Excerpt from a dataset:
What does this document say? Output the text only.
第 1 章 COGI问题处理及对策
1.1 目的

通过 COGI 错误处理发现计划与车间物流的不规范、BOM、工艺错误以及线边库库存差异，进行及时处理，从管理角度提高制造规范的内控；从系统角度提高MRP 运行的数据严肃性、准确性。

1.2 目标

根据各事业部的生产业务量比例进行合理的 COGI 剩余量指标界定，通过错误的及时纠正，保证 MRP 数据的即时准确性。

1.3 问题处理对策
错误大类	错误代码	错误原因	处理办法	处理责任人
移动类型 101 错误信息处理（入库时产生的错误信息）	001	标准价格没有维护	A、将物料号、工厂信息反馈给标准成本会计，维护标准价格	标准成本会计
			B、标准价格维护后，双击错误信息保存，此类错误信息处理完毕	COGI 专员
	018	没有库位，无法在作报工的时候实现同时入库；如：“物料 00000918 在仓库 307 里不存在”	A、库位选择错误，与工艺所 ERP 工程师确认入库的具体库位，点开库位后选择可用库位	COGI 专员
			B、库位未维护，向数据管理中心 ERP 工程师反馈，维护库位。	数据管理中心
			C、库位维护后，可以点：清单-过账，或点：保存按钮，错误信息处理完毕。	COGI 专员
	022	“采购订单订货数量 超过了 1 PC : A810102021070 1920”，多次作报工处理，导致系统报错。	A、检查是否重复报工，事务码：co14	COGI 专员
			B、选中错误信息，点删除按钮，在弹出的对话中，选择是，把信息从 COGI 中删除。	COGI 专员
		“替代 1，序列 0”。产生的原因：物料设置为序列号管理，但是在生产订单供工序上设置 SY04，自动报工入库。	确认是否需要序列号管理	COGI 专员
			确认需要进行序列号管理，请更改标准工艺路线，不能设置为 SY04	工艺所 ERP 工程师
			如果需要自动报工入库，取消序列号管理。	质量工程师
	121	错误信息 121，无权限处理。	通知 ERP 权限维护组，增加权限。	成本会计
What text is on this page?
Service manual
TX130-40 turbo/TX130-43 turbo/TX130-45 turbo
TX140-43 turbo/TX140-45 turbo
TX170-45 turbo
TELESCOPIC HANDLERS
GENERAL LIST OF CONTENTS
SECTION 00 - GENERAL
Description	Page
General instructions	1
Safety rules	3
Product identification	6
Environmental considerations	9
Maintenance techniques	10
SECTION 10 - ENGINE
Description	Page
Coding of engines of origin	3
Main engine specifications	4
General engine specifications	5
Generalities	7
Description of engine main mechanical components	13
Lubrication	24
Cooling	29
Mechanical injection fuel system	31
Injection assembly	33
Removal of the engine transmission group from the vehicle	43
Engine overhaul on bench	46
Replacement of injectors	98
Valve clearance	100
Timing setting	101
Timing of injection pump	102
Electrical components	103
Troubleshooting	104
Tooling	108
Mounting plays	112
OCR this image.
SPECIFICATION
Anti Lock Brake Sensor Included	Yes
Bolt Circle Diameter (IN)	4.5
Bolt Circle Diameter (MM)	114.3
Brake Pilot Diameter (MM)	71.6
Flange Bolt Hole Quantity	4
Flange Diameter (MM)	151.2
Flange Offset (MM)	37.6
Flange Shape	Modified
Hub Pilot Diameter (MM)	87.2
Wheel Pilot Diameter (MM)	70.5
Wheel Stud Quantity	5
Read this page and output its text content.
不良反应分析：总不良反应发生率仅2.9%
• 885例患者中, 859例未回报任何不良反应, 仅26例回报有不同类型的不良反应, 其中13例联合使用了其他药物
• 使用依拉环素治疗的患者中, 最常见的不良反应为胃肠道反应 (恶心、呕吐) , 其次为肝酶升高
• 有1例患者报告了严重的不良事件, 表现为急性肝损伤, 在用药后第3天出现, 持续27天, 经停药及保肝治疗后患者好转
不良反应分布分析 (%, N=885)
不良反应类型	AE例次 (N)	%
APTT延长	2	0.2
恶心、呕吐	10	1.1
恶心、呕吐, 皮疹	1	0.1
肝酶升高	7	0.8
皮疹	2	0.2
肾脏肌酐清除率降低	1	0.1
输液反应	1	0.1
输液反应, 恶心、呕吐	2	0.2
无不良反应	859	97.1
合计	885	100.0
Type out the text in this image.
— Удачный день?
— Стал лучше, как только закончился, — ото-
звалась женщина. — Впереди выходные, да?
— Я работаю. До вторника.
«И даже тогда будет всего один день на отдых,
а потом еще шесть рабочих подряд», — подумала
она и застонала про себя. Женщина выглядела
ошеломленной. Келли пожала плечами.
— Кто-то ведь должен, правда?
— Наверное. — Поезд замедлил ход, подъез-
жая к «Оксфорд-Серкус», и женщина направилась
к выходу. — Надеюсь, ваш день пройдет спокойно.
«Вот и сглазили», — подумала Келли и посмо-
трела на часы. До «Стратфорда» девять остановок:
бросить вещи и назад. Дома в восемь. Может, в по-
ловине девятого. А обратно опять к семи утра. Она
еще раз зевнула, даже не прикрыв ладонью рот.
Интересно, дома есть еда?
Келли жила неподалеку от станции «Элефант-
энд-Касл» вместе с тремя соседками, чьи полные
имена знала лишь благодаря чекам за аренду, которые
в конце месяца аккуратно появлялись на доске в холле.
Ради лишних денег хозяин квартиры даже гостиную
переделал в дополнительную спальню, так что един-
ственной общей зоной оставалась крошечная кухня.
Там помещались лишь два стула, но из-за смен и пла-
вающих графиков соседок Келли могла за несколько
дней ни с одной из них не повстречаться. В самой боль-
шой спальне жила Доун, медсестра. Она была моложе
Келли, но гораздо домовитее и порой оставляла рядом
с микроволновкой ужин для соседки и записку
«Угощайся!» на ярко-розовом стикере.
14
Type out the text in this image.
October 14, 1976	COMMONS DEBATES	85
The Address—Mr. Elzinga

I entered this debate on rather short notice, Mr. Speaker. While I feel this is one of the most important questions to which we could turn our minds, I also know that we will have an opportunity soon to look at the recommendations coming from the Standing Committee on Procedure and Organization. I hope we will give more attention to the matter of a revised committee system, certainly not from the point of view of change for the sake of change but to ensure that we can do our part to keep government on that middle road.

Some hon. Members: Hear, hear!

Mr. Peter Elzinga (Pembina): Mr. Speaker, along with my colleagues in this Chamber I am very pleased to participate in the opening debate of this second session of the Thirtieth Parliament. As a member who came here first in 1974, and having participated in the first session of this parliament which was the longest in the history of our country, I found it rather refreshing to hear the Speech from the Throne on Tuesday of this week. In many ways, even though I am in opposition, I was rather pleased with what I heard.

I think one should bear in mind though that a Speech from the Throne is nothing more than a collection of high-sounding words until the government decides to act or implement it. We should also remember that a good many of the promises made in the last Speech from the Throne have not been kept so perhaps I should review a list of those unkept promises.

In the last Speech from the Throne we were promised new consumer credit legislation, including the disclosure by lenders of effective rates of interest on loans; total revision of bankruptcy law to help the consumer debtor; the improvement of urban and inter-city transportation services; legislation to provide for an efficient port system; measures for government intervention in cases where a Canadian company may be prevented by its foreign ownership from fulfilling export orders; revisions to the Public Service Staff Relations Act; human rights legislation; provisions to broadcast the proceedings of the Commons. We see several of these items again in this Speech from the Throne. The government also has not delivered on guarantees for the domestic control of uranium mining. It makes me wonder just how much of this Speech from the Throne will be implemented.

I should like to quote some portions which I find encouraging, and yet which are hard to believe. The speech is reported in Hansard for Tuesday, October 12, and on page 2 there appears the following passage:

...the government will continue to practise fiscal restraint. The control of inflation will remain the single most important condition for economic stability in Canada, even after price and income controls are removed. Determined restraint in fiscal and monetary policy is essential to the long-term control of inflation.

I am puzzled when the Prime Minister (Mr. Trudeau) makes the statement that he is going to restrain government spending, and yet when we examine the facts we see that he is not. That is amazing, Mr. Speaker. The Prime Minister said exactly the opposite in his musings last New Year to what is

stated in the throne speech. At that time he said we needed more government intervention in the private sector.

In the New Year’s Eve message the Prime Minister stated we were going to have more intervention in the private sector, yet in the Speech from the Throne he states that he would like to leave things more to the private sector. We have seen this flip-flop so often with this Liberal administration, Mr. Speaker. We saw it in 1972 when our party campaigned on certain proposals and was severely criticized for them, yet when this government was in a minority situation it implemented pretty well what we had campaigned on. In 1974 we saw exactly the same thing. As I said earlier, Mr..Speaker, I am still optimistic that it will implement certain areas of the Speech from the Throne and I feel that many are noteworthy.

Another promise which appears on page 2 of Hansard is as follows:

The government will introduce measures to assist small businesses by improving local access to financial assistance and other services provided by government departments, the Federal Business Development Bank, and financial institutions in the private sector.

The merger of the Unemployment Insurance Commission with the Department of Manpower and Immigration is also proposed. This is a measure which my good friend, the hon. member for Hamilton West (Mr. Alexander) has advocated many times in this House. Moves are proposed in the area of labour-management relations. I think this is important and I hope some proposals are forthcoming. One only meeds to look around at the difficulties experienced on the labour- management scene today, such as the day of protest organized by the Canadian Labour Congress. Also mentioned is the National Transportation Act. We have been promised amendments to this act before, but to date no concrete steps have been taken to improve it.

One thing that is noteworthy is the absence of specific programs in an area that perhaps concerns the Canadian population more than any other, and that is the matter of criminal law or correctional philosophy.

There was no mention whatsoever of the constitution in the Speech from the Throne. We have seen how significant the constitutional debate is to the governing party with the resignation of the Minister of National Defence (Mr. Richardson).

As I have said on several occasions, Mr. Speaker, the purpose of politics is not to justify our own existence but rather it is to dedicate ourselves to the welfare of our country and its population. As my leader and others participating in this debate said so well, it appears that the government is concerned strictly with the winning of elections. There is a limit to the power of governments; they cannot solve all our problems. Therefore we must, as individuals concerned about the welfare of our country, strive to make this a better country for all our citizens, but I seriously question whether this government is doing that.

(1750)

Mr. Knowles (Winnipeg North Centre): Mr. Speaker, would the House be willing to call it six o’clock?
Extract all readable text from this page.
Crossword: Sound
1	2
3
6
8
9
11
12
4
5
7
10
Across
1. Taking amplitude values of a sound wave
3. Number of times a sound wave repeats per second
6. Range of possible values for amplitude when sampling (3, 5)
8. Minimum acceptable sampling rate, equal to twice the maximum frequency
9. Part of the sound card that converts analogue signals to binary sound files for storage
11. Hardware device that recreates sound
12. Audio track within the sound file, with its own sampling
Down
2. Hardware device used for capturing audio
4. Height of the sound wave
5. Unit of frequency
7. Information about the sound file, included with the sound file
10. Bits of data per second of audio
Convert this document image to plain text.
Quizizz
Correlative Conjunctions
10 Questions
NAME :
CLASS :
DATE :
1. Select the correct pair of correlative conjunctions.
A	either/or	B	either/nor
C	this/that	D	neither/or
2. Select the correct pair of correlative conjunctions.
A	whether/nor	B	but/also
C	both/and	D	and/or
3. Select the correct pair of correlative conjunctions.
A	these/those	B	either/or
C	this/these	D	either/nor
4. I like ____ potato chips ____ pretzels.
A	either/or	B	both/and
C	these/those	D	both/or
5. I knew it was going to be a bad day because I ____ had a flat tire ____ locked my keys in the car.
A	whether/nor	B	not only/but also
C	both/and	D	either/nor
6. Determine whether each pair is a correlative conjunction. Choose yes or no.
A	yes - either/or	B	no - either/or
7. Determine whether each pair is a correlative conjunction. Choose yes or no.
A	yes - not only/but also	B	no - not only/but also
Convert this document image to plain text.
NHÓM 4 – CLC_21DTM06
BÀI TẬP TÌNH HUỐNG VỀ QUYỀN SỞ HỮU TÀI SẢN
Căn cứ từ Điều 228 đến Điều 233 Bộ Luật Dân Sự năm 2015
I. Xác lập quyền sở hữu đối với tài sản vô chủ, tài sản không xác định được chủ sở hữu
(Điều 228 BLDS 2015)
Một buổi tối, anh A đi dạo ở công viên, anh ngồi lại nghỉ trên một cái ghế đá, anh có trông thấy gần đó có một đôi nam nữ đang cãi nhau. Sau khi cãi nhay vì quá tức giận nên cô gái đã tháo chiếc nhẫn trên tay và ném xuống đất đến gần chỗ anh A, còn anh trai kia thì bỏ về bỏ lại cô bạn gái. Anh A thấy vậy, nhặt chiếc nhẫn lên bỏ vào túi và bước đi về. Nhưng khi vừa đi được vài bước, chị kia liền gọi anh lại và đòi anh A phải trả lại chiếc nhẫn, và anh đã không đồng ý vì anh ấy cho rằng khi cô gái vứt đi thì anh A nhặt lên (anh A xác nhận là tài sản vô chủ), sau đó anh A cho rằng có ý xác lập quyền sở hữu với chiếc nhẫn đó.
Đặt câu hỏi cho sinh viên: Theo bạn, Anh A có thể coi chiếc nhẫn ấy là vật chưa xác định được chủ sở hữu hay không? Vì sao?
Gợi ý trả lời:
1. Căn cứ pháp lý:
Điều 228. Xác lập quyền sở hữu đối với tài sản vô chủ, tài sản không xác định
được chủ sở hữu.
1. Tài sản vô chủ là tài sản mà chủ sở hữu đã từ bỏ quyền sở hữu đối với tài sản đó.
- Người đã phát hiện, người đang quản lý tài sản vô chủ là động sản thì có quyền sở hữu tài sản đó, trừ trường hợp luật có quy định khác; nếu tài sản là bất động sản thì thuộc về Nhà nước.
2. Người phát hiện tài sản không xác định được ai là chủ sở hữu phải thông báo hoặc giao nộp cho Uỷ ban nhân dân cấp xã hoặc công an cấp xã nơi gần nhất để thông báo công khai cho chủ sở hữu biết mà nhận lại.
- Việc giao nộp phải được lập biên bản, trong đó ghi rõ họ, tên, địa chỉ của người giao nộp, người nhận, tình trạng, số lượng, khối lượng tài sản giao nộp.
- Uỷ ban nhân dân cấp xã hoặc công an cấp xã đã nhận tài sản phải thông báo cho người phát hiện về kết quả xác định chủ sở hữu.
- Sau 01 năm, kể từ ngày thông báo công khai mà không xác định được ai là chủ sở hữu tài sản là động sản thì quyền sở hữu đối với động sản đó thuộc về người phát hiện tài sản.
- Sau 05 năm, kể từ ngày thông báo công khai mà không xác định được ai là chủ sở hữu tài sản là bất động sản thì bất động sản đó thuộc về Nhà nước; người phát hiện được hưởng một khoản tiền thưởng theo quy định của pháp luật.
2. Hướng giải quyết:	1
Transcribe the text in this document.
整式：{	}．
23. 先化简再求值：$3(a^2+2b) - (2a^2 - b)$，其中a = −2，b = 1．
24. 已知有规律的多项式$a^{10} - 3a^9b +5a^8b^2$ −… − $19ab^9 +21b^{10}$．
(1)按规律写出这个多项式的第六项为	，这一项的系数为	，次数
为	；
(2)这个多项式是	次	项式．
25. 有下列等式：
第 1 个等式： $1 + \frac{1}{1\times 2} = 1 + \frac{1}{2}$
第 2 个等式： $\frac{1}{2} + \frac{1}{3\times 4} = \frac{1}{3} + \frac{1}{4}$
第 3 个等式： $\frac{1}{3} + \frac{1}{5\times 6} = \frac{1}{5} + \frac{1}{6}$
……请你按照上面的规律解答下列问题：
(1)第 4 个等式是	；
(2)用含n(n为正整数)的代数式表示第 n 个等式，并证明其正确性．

### To be done
Determine how many lines of the listing above include the word "Choose", and report that number only.

### The output
2